[begin PROVIDED DATA]

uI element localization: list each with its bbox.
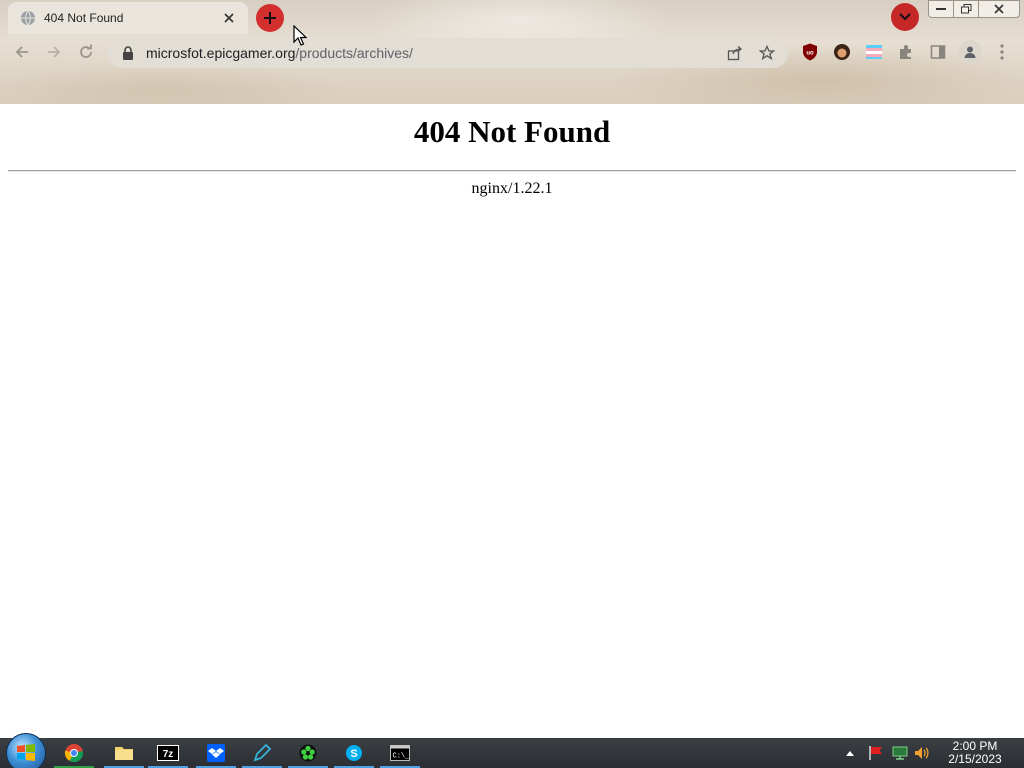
green-app-icon (299, 744, 317, 762)
side-panel-icon[interactable] (928, 42, 948, 62)
close-window-button[interactable] (978, 0, 1020, 18)
back-button[interactable] (10, 40, 34, 64)
forward-arrow-icon (48, 46, 61, 58)
ublock-extension-icon[interactable]: uo (800, 42, 820, 62)
back-arrow-icon (15, 46, 28, 58)
new-tab-button[interactable] (256, 4, 284, 32)
browser-tab[interactable]: 404 Not Found (8, 2, 248, 34)
svg-text:C:\_: C:\_ (393, 753, 411, 761)
show-hidden-icons-icon[interactable] (841, 744, 859, 762)
share-icon[interactable] (724, 42, 746, 64)
chrome-icon (64, 744, 84, 763)
minimize-icon (936, 8, 946, 10)
taskbar-7zip[interactable]: 7z (146, 738, 190, 768)
7zip-icon: 7z (157, 745, 179, 761)
taskbar-green-app[interactable] (286, 738, 330, 768)
restore-button[interactable] (953, 0, 979, 18)
svg-text:uo: uo (806, 51, 814, 57)
dropbox-icon (207, 744, 225, 762)
bookmark-star-icon[interactable] (756, 42, 778, 64)
server-signature: nginx/1.22.1 (471, 180, 553, 197)
restore-icon (960, 4, 971, 14)
action-center-flag-icon[interactable] (867, 744, 885, 762)
flag-extension-icon[interactable] (864, 42, 884, 62)
more-menu-icon[interactable] (992, 42, 1012, 62)
skype-icon: S (346, 745, 362, 761)
lock-icon (122, 46, 136, 60)
taskbar-dropbox[interactable] (194, 738, 238, 768)
tab-title: 404 Not Found (44, 11, 124, 25)
page-heading: 404 Not Found (413, 114, 611, 149)
forward-button[interactable] (42, 40, 66, 64)
extensions-puzzle-icon[interactable] (896, 42, 916, 62)
url-text: microsfot.epicgamer.org/products/archive… (146, 45, 714, 61)
close-icon (994, 4, 1004, 14)
mouse-pointer-icon (293, 25, 307, 46)
windows-logo-icon (17, 744, 35, 761)
avatar-extension-icon[interactable] (832, 42, 852, 62)
taskbar-file-explorer[interactable] (102, 738, 146, 768)
start-button[interactable] (6, 733, 46, 768)
network-icon[interactable] (891, 744, 909, 762)
globe-icon (20, 10, 36, 26)
clock-date: 2/15/2023 (948, 752, 1002, 766)
reload-icon (80, 44, 92, 58)
address-bar[interactable]: microsfot.epicgamer.org/products/archive… (108, 38, 788, 68)
minimize-button[interactable] (928, 0, 954, 18)
browser-chrome: 404 Not Found microsfot.epicgamer.org/pr… (0, 0, 1024, 104)
system-clock[interactable]: 2:00 PM 2/15/2023 (940, 740, 1010, 766)
url-host: microsfot.epicgamer.org (146, 45, 296, 61)
plus-icon (264, 12, 276, 24)
tab-search-button[interactable] (891, 3, 919, 31)
taskbar-skype[interactable]: S (332, 738, 376, 768)
file-explorer-icon (115, 747, 133, 760)
taskbar-pen-app[interactable] (240, 738, 284, 768)
taskbar-chrome[interactable] (52, 738, 96, 768)
reload-button[interactable] (74, 40, 98, 64)
svg-text:7z: 7z (163, 749, 174, 760)
web-page: 404 Not Found nginx/1.22.1 (0, 104, 1024, 738)
svg-text:S: S (350, 748, 357, 760)
tab-close-icon[interactable] (220, 9, 238, 27)
chevron-down-icon (899, 13, 911, 21)
taskbar-cmd[interactable]: C:\_ (378, 738, 422, 768)
pen-app-icon (253, 743, 272, 762)
url-path: /products/archives/ (295, 45, 413, 61)
volume-icon[interactable] (913, 744, 931, 762)
divider (8, 170, 1016, 172)
profile-avatar-icon[interactable] (958, 40, 982, 64)
cmd-icon: C:\_ (390, 745, 410, 761)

[end PROVIDED DATA]

• **SET PROBLEM**
Could you switch every "404 Not Found" in the records to "403 Forbidden" and write out all their lines again with nothing else changed? Leave the pictures out.

• **WRITTEN ANSWER**
uI element localization: list each with its bbox.
green-app-icon (299, 744, 317, 762)
side-panel-icon[interactable] (928, 42, 948, 62)
close-window-button[interactable] (978, 0, 1020, 18)
back-button[interactable] (10, 40, 34, 64)
forward-arrow-icon (48, 46, 61, 58)
ublock-extension-icon[interactable]: uo (800, 42, 820, 62)
back-arrow-icon (15, 46, 28, 58)
new-tab-button[interactable] (256, 4, 284, 32)
browser-tab[interactable]: 403 Forbidden (8, 2, 248, 34)
svg-text:C:\_: C:\_ (393, 753, 411, 761)
show-hidden-icons-icon[interactable] (841, 744, 859, 762)
share-icon[interactable] (724, 42, 746, 64)
chrome-icon (64, 744, 84, 763)
minimize-icon (936, 8, 946, 10)
taskbar-7zip[interactable]: 7z (146, 738, 190, 768)
7zip-icon: 7z (157, 745, 179, 761)
taskbar-green-app[interactable] (286, 738, 330, 768)
restore-button[interactable] (953, 0, 979, 18)
svg-text:uo: uo (806, 51, 814, 57)
dropbox-icon (207, 744, 225, 762)
bookmark-star-icon[interactable] (756, 42, 778, 64)
server-signature: nginx/1.22.1 (471, 180, 553, 197)
restore-icon (960, 4, 971, 14)
action-center-flag-icon[interactable] (867, 744, 885, 762)
flag-extension-icon[interactable] (864, 42, 884, 62)
more-menu-icon[interactable] (992, 42, 1012, 62)
skype-icon: S (346, 745, 362, 761)
lock-icon (122, 46, 136, 60)
taskbar-dropbox[interactable] (194, 738, 238, 768)
tab-title: 403 Forbidden (44, 11, 124, 25)
page-heading: 403 Forbidden (413, 114, 611, 149)
forward-button[interactable] (42, 40, 66, 64)
extensions-puzzle-icon[interactable] (896, 42, 916, 62)
url-text: microsfot.epicgamer.org/products/archive… (146, 45, 714, 61)
close-icon (994, 4, 1004, 14)
mouse-pointer-icon (293, 25, 307, 46)
windows-logo-icon (17, 744, 35, 761)
avatar-extension-icon[interactable] (832, 42, 852, 62)
taskbar-file-explorer[interactable] (102, 738, 146, 768)
start-button[interactable] (6, 733, 46, 768)
network-icon[interactable] (891, 744, 909, 762)
globe-icon (20, 10, 36, 26)
clock-date: 2/15/2023 (948, 752, 1002, 766)
reload-icon (80, 44, 92, 58)
address-bar[interactable]: microsfot.epicgamer.org/products/archive… (108, 38, 788, 68)
minimize-button[interactable] (928, 0, 954, 18)
browser-chrome: 403 Forbidden microsfot.epicgamer.org/pr… (0, 0, 1024, 104)
system-clock[interactable]: 2:00 PM 2/15/2023 (940, 740, 1010, 766)
url-host: microsfot.epicgamer.org (146, 45, 296, 61)
plus-icon (264, 12, 276, 24)
tab-search-button[interactable] (891, 3, 919, 31)
taskbar-skype[interactable]: S (332, 738, 376, 768)
file-explorer-icon (115, 747, 133, 760)
taskbar-pen-app[interactable] (240, 738, 284, 768)
taskbar-chrome[interactable] (52, 738, 96, 768)
reload-button[interactable] (74, 40, 98, 64)
svg-text:7z: 7z (163, 749, 174, 760)
web-page: 403 Forbidden nginx/1.22.1 (0, 104, 1024, 738)
svg-text:S: S (350, 748, 357, 760)
tab-close-icon[interactable] (220, 9, 238, 27)
chevron-down-icon (899, 13, 911, 21)
taskbar-cmd[interactable]: C:\_ (378, 738, 422, 768)
pen-app-icon (253, 743, 272, 762)
url-path: /products/archives/ (295, 45, 413, 61)
volume-icon[interactable] (913, 744, 931, 762)
divider (8, 170, 1016, 172)
profile-avatar-icon[interactable] (958, 40, 982, 64)
cmd-icon: C:\_ (390, 745, 410, 761)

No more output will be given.